_STATED PROBLEM:_
Reproduce the records below exactly as given.

## start THE INPUT

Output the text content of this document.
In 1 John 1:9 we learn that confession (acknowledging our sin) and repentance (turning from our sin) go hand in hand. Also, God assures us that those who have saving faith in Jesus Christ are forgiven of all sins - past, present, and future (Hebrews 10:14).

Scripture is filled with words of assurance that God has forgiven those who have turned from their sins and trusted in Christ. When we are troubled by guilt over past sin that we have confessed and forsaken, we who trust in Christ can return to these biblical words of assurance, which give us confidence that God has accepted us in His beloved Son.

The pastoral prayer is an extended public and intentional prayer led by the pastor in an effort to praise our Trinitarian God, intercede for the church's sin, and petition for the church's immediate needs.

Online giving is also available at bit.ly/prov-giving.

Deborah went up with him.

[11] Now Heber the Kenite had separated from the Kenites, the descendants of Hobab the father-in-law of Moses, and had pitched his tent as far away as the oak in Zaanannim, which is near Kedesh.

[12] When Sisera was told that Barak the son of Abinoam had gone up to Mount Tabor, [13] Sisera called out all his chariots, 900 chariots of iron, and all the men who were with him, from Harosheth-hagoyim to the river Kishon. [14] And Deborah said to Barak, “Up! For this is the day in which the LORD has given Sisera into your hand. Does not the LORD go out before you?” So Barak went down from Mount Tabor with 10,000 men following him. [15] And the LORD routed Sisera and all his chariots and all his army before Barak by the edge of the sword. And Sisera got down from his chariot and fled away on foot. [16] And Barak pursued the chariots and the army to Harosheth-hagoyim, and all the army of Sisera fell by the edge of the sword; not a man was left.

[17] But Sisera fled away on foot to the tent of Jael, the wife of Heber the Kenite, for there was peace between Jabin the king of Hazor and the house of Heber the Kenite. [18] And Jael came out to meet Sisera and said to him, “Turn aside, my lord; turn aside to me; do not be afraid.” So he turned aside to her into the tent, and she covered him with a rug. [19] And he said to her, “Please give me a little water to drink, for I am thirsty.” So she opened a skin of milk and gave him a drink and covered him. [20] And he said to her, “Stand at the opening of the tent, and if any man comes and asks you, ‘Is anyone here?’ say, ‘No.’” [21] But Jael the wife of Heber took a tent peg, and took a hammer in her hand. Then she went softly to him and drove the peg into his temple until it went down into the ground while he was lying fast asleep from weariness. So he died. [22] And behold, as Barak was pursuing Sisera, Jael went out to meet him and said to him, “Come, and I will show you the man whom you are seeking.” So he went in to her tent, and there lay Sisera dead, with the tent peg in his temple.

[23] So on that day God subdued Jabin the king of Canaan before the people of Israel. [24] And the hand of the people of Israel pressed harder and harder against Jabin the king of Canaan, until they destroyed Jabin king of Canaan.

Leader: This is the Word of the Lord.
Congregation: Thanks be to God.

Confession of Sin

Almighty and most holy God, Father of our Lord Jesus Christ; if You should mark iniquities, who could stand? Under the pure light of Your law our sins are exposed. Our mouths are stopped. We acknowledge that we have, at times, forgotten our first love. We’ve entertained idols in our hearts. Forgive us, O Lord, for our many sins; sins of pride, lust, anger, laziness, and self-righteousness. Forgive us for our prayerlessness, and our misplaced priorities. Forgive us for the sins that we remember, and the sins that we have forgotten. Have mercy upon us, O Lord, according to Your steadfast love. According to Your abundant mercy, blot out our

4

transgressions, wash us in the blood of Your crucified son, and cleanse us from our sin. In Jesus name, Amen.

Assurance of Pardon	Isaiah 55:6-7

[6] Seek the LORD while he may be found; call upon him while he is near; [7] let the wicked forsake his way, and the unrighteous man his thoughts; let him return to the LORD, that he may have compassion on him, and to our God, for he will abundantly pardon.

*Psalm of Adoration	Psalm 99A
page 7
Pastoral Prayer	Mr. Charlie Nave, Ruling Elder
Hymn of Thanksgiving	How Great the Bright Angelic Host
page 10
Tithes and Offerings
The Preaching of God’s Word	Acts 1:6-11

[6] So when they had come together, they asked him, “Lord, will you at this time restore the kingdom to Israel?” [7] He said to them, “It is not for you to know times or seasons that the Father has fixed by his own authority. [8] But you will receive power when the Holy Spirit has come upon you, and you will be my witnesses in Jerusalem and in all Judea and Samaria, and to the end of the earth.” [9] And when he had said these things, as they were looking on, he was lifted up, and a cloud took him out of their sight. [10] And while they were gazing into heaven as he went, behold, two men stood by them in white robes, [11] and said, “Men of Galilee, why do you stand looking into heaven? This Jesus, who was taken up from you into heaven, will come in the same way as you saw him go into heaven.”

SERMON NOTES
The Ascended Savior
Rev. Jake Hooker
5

## end THE INPUT

_RESULT OF THE TASK:_
Output the text content of this document.
In 1 John 1:9 we learn that confession (acknowledging our sin) and repentance (turning from our sin) go hand in hand. Also, God assures us that those who have saving faith in Jesus Christ are forgiven of all sins - past, present, and future (Hebrews 10:14).

Scripture is filled with words of assurance that God has forgiven those who have turned from their sins and trusted in Christ. When we are troubled by guilt over past sin that we have confessed and forsaken, we who trust in Christ can return to these biblical words of assurance, which give us confidence that God has accepted us in His beloved Son.

The pastoral prayer is an extended public and intentional prayer led by the pastor in an effort to praise our Trinitarian God, intercede for the church's sin, and petition for the church's immediate needs.

Online giving is also available at bit.ly/prov-giving.

Deborah went up with him.

[11] Now Heber the Kenite had separated from the Kenites, the descendants of Hobab the father-in-law of Moses, and had pitched his tent as far away as the oak in Zaanannim, which is near Kedesh.

[12] When Sisera was told that Barak the son of Abinoam had gone up to Mount Tabor, [13] Sisera called out all his chariots, 900 chariots of iron, and all the men who were with him, from Harosheth-hagoyim to the river Kishon. [14] And Deborah said to Barak, “Up! For this is the day in which the LORD has given Sisera into your hand. Does not the LORD go out before you?” So Barak went down from Mount Tabor with 10,000 men following him. [15] And the LORD routed Sisera and all his chariots and all his army before Barak by the edge of the sword. And Sisera got down from his chariot and fled away on foot. [16] And Barak pursued the chariots and the army to Harosheth-hagoyim, and all the army of Sisera fell by the edge of the sword; not a man was left.

[17] But Sisera fled away on foot to the tent of Jael, the wife of Heber the Kenite, for there was peace between Jabin the king of Hazor and the house of Heber the Kenite. [18] And Jael came out to meet Sisera and said to him, “Turn aside, my lord; turn aside to me; do not be afraid.” So he turned aside to her into the tent, and she covered him with a rug. [19] And he said to her, “Please give me a little water to drink, for I am thirsty.” So she opened a skin of milk and gave him a drink and covered him. [20] And he said to her, “Stand at the opening of the tent, and if any man comes and asks you, ‘Is anyone here?’ say, ‘No.’” [21] But Jael the wife of Heber took a tent peg, and took a hammer in her hand. Then she went softly to him and drove the peg into his temple until it went down into the ground while he was lying fast asleep from weariness. So he died. [22] And behold, as Barak was pursuing Sisera, Jael went out to meet him and said to him, “Come, and I will show you the man whom you are seeking.” So he went in to her tent, and there lay Sisera dead, with the tent peg in his temple.

[23] So on that day God subdued Jabin the king of Canaan before the people of Israel. [24] And the hand of the people of Israel pressed harder and harder against Jabin the king of Canaan, until they destroyed Jabin king of Canaan.

Leader: This is the Word of the Lord.
Congregation: Thanks be to God.

Confession of Sin

Almighty and most holy God, Father of our Lord Jesus Christ; if You should mark iniquities, who could stand? Under the pure light of Your law our sins are exposed. Our mouths are stopped. We acknowledge that we have, at times, forgotten our first love. We’ve entertained idols in our hearts. Forgive us, O Lord, for our many sins; sins of pride, lust, anger, laziness, and self-righteousness. Forgive us for our prayerlessness, and our misplaced priorities. Forgive us for the sins that we remember, and the sins that we have forgotten. Have mercy upon us, O Lord, according to Your steadfast love. According to Your abundant mercy, blot out our

4

transgressions, wash us in the blood of Your crucified son, and cleanse us from our sin. In Jesus name, Amen.

Assurance of Pardon	Isaiah 55:6-7

[6] Seek the LORD while he may be found; call upon him while he is near; [7] let the wicked forsake his way, and the unrighteous man his thoughts; let him return to the LORD, that he may have compassion on him, and to our God, for he will abundantly pardon.

*Psalm of Adoration	Psalm 99A
page 7
Pastoral Prayer	Mr. Charlie Nave, Ruling Elder
Hymn of Thanksgiving	How Great the Bright Angelic Host
page 10
Tithes and Offerings
The Preaching of God’s Word	Acts 1:6-11

[6] So when they had come together, they asked him, “Lord, will you at this time restore the kingdom to Israel?” [7] He said to them, “It is not for you to know times or seasons that the Father has fixed by his own authority. [8] But you will receive power when the Holy Spirit has come upon you, and you will be my witnesses in Jerusalem and in all Judea and Samaria, and to the end of the earth.” [9] And when he had said these things, as they were looking on, he was lifted up, and a cloud took him out of their sight. [10] And while they were gazing into heaven as he went, behold, two men stood by them in white robes, [11] and said, “Men of Galilee, why do you stand looking into heaven? This Jesus, who was taken up from you into heaven, will come in the same way as you saw him go into heaven.”

SERMON NOTES
The Ascended Savior
Rev. Jake Hooker
5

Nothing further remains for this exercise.